**Task requirements**
**1)** In the forum post on copy-on-write, what does the writer say makes more sense for small strings?
**2)** From the records below, copy out the lines from the one containing "toolbar-separator-1 bbox=[131, 52, 132, 72]" through the one containing "menu-scripts[interactable]: Scripts bbox=[342, 3, 382, 18]", both included, without changing anything.

++++ Text extract ++++

For strings and such it seems like it would pessimize more common use cases than not, as the common case for strings is often small strings, and there the overhead of COW would tend to far outweigh the cost of simply copying the small string. A small buffer optimization makes much more sense to me there to avoid the heap allocation in such cases instead of the string copies.

If you have a heftier object, however, like an android, and you wanted to copy it and just replace its cybernetic arm, COW seems quite reasonable as a way to keep a mutable syntax while avoiding the need to deep copy the entire android just to give the copy a unique arm. Making it just immutable as a persistent data structure at that point might be superior, but a "partial COW" applied on individual android parts seems reasonable for these cases.

In such a case the two copies of the android would share/instance the same torso, legs, feet, head, neck, shoulders, pelvis, etc. The only data which would be different between them and not shared is the arm which was made unique for the second android on overwriting its arm.

++++ Data ++++

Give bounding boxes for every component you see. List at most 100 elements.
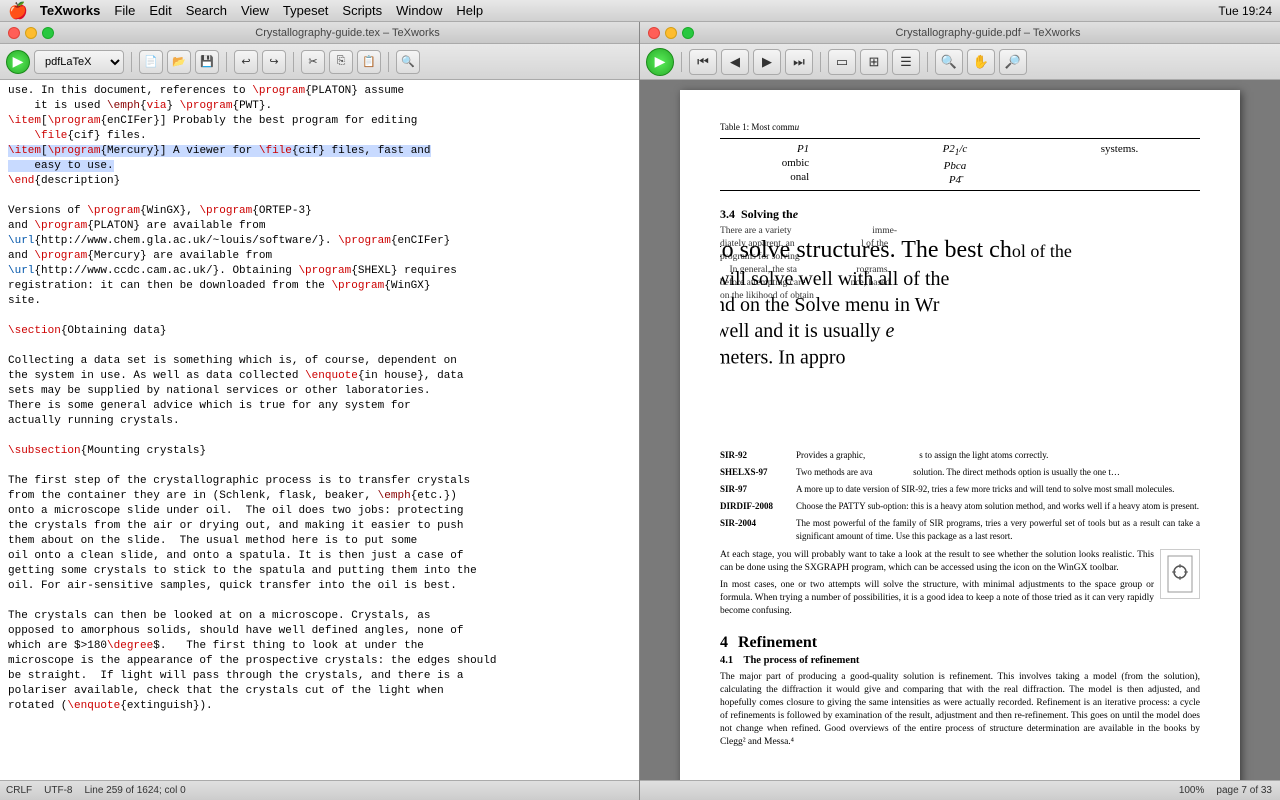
toolbar-separator-1 bbox=[131, 52, 132, 72]
editor-zoom-button[interactable] bbox=[42, 27, 54, 39]
line-col-indicator: Line 259 of 1624; col 0 bbox=[84, 785, 185, 796]
solving-para4: In general, the sta rograms bbox=[720, 264, 1200, 277]
solving-para1: There are a variety imme- bbox=[720, 225, 1200, 238]
pdf-panel: Crystallography-guide.pdf – TeXworks ▶ ⏮… bbox=[640, 22, 1280, 800]
section-41-number: 4.1 bbox=[720, 655, 733, 666]
pdf-toolbar: ▶ ⏮ ◀ ▶ ⏭ ▭ ⊞ ☰ 🔍 ✋ 🔎 bbox=[640, 44, 1280, 80]
desc-sir97-text: A more up to date version of SIR-92, tri… bbox=[796, 483, 1174, 496]
sxgraph-section: At each stage, you will probably want to… bbox=[720, 549, 1200, 622]
pdf-content[interactable]: Table 1: Most commu P1 ombic onal P21/c … bbox=[640, 80, 1280, 780]
desc-sir2004-text: The most powerful of the family of SIR p… bbox=[796, 517, 1200, 543]
menu-typeset[interactable]: Typeset bbox=[283, 3, 329, 18]
desc-sir92-text: Provides a graphic, s to assign the ligh… bbox=[796, 449, 1048, 462]
sxgraph-icon bbox=[1160, 549, 1200, 599]
menu-scripts[interactable]: Scripts bbox=[342, 3, 382, 18]
systems-label: systems. bbox=[1101, 142, 1139, 156]
section-41-title: The process of refinement bbox=[743, 655, 859, 666]
section-41-title-wrapper: 4.1 The process of refinement bbox=[720, 654, 1200, 668]
pdf-page: Table 1: Most commu P1 ombic onal P21/c … bbox=[680, 90, 1240, 780]
menubar-time: Tue 19:24 bbox=[1218, 4, 1272, 18]
pdf-toolbar-sep3 bbox=[927, 52, 928, 72]
section-4-title: Refinement bbox=[738, 636, 817, 650]
sxgraph-para: At each stage, you will probably want to… bbox=[720, 549, 1154, 575]
cut-button[interactable]: ✂ bbox=[301, 50, 325, 74]
toolbar-separator-4 bbox=[388, 52, 389, 72]
desc-sir97: SIR-97 A more up to date version of SIR-… bbox=[720, 483, 1200, 496]
menu-texworks[interactable]: TeXworks bbox=[40, 3, 100, 18]
pdf-close-button[interactable] bbox=[648, 27, 660, 39]
editor-title: Crystallography-guide.tex – TeXworks bbox=[64, 27, 631, 39]
editor-traffic-lights bbox=[8, 27, 54, 39]
section-34-title: 3.4 Solving the bbox=[720, 207, 1200, 221]
undo-button[interactable]: ↩ bbox=[234, 50, 258, 74]
apple-menu[interactable]: 🍎 bbox=[8, 1, 28, 21]
copy-button[interactable]: ⎘ bbox=[329, 50, 353, 74]
menu-view[interactable]: View bbox=[241, 3, 269, 18]
save-button[interactable]: 💾 bbox=[195, 50, 219, 74]
pdf-zoom-in-button[interactable]: 🔍 bbox=[935, 49, 963, 75]
main-area: Crystallography-guide.tex – TeXworks ▶ p… bbox=[0, 22, 1280, 800]
cases-para: In most cases, one or two attempts will … bbox=[720, 579, 1154, 618]
description-list: SIR-92 Provides a graphic, s to assign t… bbox=[720, 449, 1200, 543]
format-select[interactable]: pdfLaTeX LaTeX XeLaTeX bbox=[34, 50, 124, 74]
pdf-title: Crystallography-guide.pdf – TeXworks bbox=[704, 27, 1272, 39]
pdf-run-button[interactable]: ▶ bbox=[646, 48, 674, 76]
refinement-para: The major part of producing a good-quali… bbox=[720, 671, 1200, 749]
editor-run-button[interactable]: ▶ bbox=[6, 50, 30, 74]
toolbar-separator-3 bbox=[293, 52, 294, 72]
pdf-last-page-button[interactable]: ⏭ bbox=[785, 49, 813, 75]
desc-dirdif2008-label: DIRDIF-2008 bbox=[720, 500, 790, 513]
pdf-page-indicator: page 7 of 33 bbox=[1216, 785, 1272, 796]
menubar: 🍎 TeXworks File Edit Search View Typeset… bbox=[0, 0, 1280, 22]
redo-button[interactable]: ↪ bbox=[262, 50, 286, 74]
section-34-heading: Solving the bbox=[741, 207, 798, 221]
toolbar-separator-2 bbox=[226, 52, 227, 72]
editor-content[interactable]: use. In this document, references to \pr… bbox=[0, 80, 639, 780]
overlay-text-5: meters. In appro bbox=[720, 344, 1200, 371]
space-group-P21c: P21/c bbox=[943, 142, 968, 159]
desc-shelxs97-label: SHELXS-97 bbox=[720, 466, 790, 479]
pdf-zoom-button[interactable] bbox=[682, 27, 694, 39]
desc-sir2004-label: SIR-2004 bbox=[720, 517, 790, 543]
pdf-search-button[interactable]: 🔎 bbox=[999, 49, 1027, 75]
pdf-page-btn2[interactable]: ⊞ bbox=[860, 49, 888, 75]
pdf-page-btn3[interactable]: ☰ bbox=[892, 49, 920, 75]
space-group-onal: onal bbox=[782, 170, 810, 184]
pdf-zoom-level: 100% bbox=[1179, 785, 1205, 796]
space-group-P4bar: P4̄ bbox=[943, 173, 968, 187]
editor-panel: Crystallography-guide.tex – TeXworks ▶ p… bbox=[0, 22, 640, 800]
pdf-page-btn1[interactable]: ▭ bbox=[828, 49, 856, 75]
paste-button[interactable]: 📋 bbox=[357, 50, 381, 74]
menu-window[interactable]: Window bbox=[396, 3, 442, 18]
desc-shelxs97: SHELXS-97 Two methods are ava solution. … bbox=[720, 466, 1200, 479]
search-button[interactable]: 🔍 bbox=[396, 50, 420, 74]
editor-titlebar: Crystallography-guide.tex – TeXworks bbox=[0, 22, 639, 44]
menu-help[interactable]: Help bbox=[456, 3, 483, 18]
pdf-minimize-button[interactable] bbox=[665, 27, 677, 39]
desc-dirdif2008: DIRDIF-2008 Choose the PATTY sub-option:… bbox=[720, 500, 1200, 513]
menu-search[interactable]: Search bbox=[186, 3, 227, 18]
open-button[interactable]: 📂 bbox=[167, 50, 191, 74]
pdf-first-page-button[interactable]: ⏮ bbox=[689, 49, 717, 75]
pdf-hand-tool-button[interactable]: ✋ bbox=[967, 49, 995, 75]
section-34: 3.4 Solving the There are a variety imme… bbox=[720, 207, 1200, 622]
section-34-number: 3.4 bbox=[720, 207, 735, 221]
solving-para3: programs for solving bbox=[720, 251, 1200, 264]
editor-close-button[interactable] bbox=[8, 27, 20, 39]
pdf-next-page-button[interactable]: ▶ bbox=[753, 49, 781, 75]
editor-statusbar: CRLF UTF-8 Line 259 of 1624; col 0 bbox=[0, 780, 639, 800]
space-group-Pbca: Pbca bbox=[943, 159, 968, 173]
pdf-toolbar-sep1 bbox=[681, 52, 682, 72]
pdf-traffic-lights bbox=[648, 27, 694, 39]
editor-toolbar: ▶ pdfLaTeX LaTeX XeLaTeX 📄 📂 💾 ↩ ↪ ✂ ⎘ 📋… bbox=[0, 44, 639, 80]
pdf-prev-page-button[interactable]: ◀ bbox=[721, 49, 749, 75]
menu-edit[interactable]: Edit bbox=[149, 3, 171, 18]
pdf-titlebar: Crystallography-guide.pdf – TeXworks bbox=[640, 22, 1280, 44]
editor-minimize-button[interactable] bbox=[25, 27, 37, 39]
space-group-P1: P1 bbox=[782, 142, 810, 156]
menu-file[interactable]: File bbox=[114, 3, 135, 18]
overlay-text-4: well and it is usually e bbox=[720, 318, 1200, 344]
new-button[interactable]: 📄 bbox=[139, 50, 163, 74]
desc-sir97-label: SIR-97 bbox=[720, 483, 790, 496]
section-4: 4 Refinement 4.1 The process of refineme… bbox=[720, 636, 1200, 749]
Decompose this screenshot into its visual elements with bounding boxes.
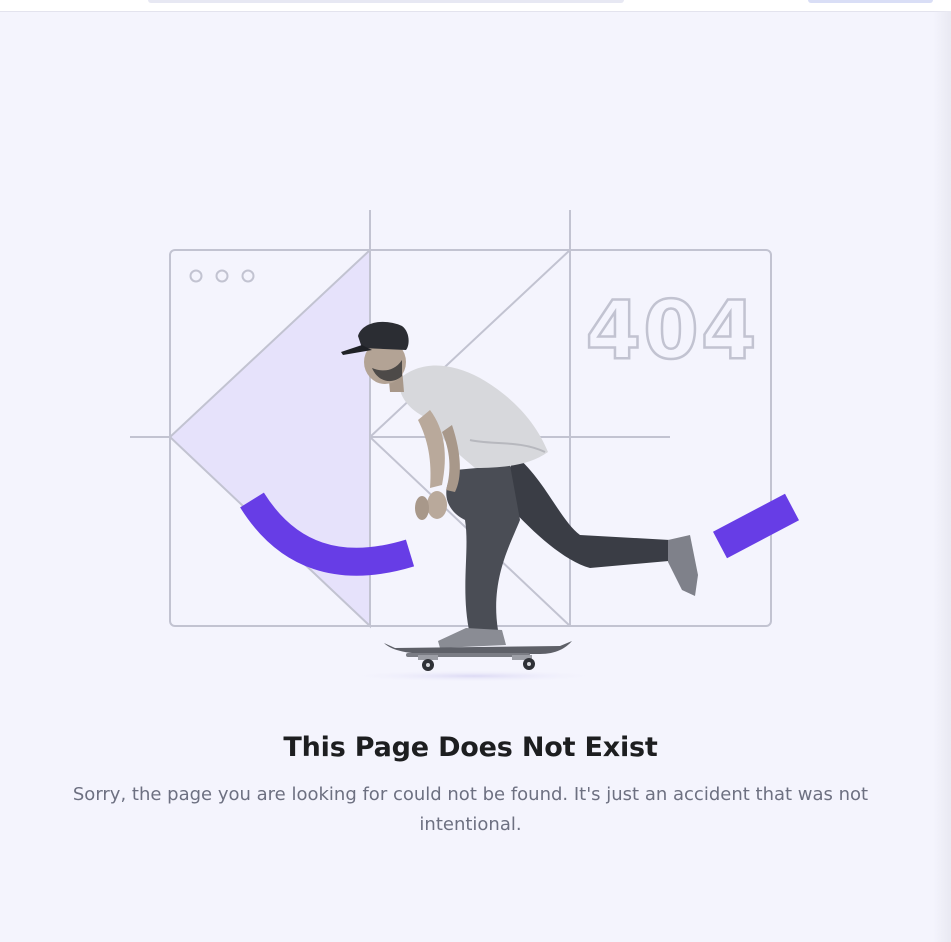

++++

**Results for the exercise**
**1)** A small buffer optimization, which avoids the heap allocation.

**2)**
toolbar-separator-1 bbox=[131, 52, 132, 72]
editor-zoom-button[interactable] bbox=[42, 27, 54, 39]
line-col-indicator: Line 259 of 1624; col 0 bbox=[84, 785, 185, 796]
solving-para4: In general, the sta rograms bbox=[720, 264, 1200, 277]
solving-para1: There are a variety imme- bbox=[720, 225, 1200, 238]
pdf-panel: Crystallography-guide.pdf – TeXworks ▶ ⏮… bbox=[640, 22, 1280, 800]
section-41-number: 4.1 bbox=[720, 655, 733, 666]
pdf-toolbar: ▶ ⏮ ◀ ▶ ⏭ ▭ ⊞ ☰ 🔍 ✋ 🔎 bbox=[640, 44, 1280, 80]
desc-sir97-text: A more up to date version of SIR-92, tri… bbox=[796, 483, 1174, 496]
sxgraph-section: At each stage, you will probably want to… bbox=[720, 549, 1200, 622]
pdf-content[interactable]: Table 1: Most commu P1 ombic onal P21/c … bbox=[640, 80, 1280, 780]
desc-sir2004-text: The most powerful of the family of SIR p… bbox=[796, 517, 1200, 543]
menu-typeset[interactable]: Typeset bbox=[283, 3, 329, 18]
desc-sir92-text: Provides a graphic, s to assign the ligh… bbox=[796, 449, 1048, 462]
sxgraph-icon bbox=[1160, 549, 1200, 599]
menu-scripts[interactable]: Scripts bbox=[342, 3, 382, 18]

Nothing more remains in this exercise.